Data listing
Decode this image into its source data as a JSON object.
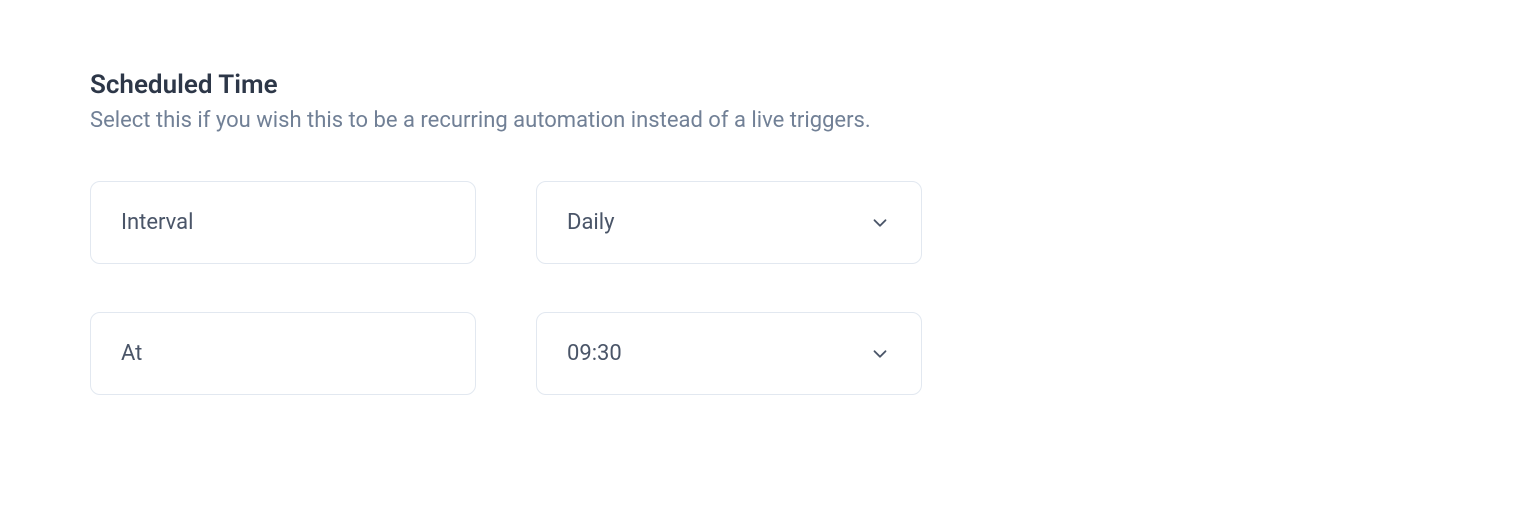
{
  "section": {
    "title": "Scheduled Time",
    "description": "Select this if you wish this to be a recurring automation instead of a live triggers."
  },
  "fields": {
    "interval": {
      "label": "Interval",
      "value": "Daily"
    },
    "at": {
      "label": "At",
      "value": "09:30"
    }
  }
}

* What to produce: Would you mind returning each entry above word for word, skipping the images?

* Solution for this problem:
Decode this image into its source data as a JSON object.
{
  "section": {
    "title": "Scheduled Time",
    "description": "Select this if you wish this to be a recurring automation instead of a live triggers."
  },
  "fields": {
    "interval": {
      "label": "Interval",
      "value": "Daily"
    },
    "at": {
      "label": "At",
      "value": "09:30"
    }
  }
}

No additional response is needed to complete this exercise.